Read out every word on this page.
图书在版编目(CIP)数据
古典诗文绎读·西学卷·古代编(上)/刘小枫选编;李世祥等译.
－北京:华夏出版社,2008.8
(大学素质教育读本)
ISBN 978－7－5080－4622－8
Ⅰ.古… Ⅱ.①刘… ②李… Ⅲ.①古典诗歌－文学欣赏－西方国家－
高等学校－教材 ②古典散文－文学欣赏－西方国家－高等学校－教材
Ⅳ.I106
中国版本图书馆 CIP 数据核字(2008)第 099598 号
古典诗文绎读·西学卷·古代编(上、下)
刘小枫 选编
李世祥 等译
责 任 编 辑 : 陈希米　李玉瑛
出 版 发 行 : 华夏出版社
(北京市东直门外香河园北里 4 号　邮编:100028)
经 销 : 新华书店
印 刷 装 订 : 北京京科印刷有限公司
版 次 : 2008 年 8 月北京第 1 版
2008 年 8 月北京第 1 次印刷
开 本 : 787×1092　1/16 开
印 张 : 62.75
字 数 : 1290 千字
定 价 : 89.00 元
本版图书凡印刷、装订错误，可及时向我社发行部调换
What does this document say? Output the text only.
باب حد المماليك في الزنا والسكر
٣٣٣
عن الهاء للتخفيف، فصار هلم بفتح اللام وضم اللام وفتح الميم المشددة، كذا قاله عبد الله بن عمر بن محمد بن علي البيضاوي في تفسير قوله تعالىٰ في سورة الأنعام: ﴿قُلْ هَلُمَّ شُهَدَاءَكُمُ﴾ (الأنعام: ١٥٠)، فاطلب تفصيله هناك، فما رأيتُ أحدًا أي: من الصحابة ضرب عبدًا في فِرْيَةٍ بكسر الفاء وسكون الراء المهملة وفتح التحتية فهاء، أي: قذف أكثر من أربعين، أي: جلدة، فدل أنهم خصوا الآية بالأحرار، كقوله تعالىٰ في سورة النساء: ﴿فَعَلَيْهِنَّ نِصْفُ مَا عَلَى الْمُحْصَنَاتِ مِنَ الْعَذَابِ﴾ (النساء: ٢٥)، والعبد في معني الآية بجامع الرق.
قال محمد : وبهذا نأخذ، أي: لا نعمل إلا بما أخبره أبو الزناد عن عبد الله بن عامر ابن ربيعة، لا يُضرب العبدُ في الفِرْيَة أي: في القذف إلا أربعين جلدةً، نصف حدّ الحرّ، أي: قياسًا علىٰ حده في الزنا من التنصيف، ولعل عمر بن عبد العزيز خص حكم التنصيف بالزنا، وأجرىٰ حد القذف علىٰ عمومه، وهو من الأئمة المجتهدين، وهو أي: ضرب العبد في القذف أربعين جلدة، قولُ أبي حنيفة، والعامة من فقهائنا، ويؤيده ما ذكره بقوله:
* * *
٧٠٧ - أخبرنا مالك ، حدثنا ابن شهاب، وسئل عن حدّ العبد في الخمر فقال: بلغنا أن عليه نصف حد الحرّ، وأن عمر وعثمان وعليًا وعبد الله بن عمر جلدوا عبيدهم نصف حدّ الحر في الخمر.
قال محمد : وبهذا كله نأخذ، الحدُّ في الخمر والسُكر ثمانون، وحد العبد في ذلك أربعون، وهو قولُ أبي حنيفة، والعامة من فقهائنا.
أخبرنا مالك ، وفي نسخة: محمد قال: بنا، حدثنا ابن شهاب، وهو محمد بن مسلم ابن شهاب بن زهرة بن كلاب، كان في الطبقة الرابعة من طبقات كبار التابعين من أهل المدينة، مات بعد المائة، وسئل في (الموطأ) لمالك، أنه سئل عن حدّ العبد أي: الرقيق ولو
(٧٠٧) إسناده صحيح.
══════════
▶ **BRIEF**: Extract every entry in the listing word for word.

▶ **FULL SOLUTION**:
Read out every word on this page.
图书在版编目(CIP)数据
古典诗文绎读·西学卷·古代编(上)/刘小枫选编;李世祥等译.
－北京:华夏出版社,2008.8
(大学素质教育读本)
ISBN 978－7－5080－4622－8
Ⅰ.古… Ⅱ.①刘… ②李… Ⅲ.①古典诗歌－文学欣赏－西方国家－
高等学校－教材 ②古典散文－文学欣赏－西方国家－高等学校－教材
Ⅳ.I106
中国版本图书馆 CIP 数据核字(2008)第 099598 号
古典诗文绎读·西学卷·古代编(上、下)
刘小枫 选编
李世祥 等译
责 任 编 辑 : 陈希米　李玉瑛
出 版 发 行 : 华夏出版社
(北京市东直门外香河园北里 4 号　邮编:100028)
经 销 : 新华书店
印 刷 装 订 : 北京京科印刷有限公司
版 次 : 2008 年 8 月北京第 1 版
2008 年 8 月北京第 1 次印刷
开 本 : 787×1092　1/16 开
印 张 : 62.75
字 数 : 1290 千字
定 价 : 89.00 元
本版图书凡印刷、装订错误，可及时向我社发行部调换
What does this document say? Output the text only.
باب حد المماليك في الزنا والسكر
٣٣٣
عن الهاء للتخفيف، فصار هلم بفتح اللام وضم اللام وفتح الميم المشددة، كذا قاله عبد الله بن عمر بن محمد بن علي البيضاوي في تفسير قوله تعالىٰ في سورة الأنعام: ﴿قُلْ هَلُمَّ شُهَدَاءَكُمُ﴾ (الأنعام: ١٥٠)، فاطلب تفصيله هناك، فما رأيتُ أحدًا أي: من الصحابة ضرب عبدًا في فِرْيَةٍ بكسر الفاء وسكون الراء المهملة وفتح التحتية فهاء، أي: قذف أكثر من أربعين، أي: جلدة، فدل أنهم خصوا الآية بالأحرار، كقوله تعالىٰ في سورة النساء: ﴿فَعَلَيْهِنَّ نِصْفُ مَا عَلَى الْمُحْصَنَاتِ مِنَ الْعَذَابِ﴾ (النساء: ٢٥)، والعبد في معني الآية بجامع الرق.
قال محمد : وبهذا نأخذ، أي: لا نعمل إلا بما أخبره أبو الزناد عن عبد الله بن عامر ابن ربيعة، لا يُضرب العبدُ في الفِرْيَة أي: في القذف إلا أربعين جلدةً، نصف حدّ الحرّ، أي: قياسًا علىٰ حده في الزنا من التنصيف، ولعل عمر بن عبد العزيز خص حكم التنصيف بالزنا، وأجرىٰ حد القذف علىٰ عمومه، وهو من الأئمة المجتهدين، وهو أي: ضرب العبد في القذف أربعين جلدة، قولُ أبي حنيفة، والعامة من فقهائنا، ويؤيده ما ذكره بقوله:
* * *
٧٠٧ - أخبرنا مالك ، حدثنا ابن شهاب، وسئل عن حدّ العبد في الخمر فقال: بلغنا أن عليه نصف حد الحرّ، وأن عمر وعثمان وعليًا وعبد الله بن عمر جلدوا عبيدهم نصف حدّ الحر في الخمر.
قال محمد : وبهذا كله نأخذ، الحدُّ في الخمر والسُكر ثمانون، وحد العبد في ذلك أربعون، وهو قولُ أبي حنيفة، والعامة من فقهائنا.
أخبرنا مالك ، وفي نسخة: محمد قال: بنا، حدثنا ابن شهاب، وهو محمد بن مسلم ابن شهاب بن زهرة بن كلاب، كان في الطبقة الرابعة من طبقات كبار التابعين من أهل المدينة، مات بعد المائة، وسئل في (الموطأ) لمالك، أنه سئل عن حدّ العبد أي: الرقيق ولو
(٧٠٧) إسناده صحيح.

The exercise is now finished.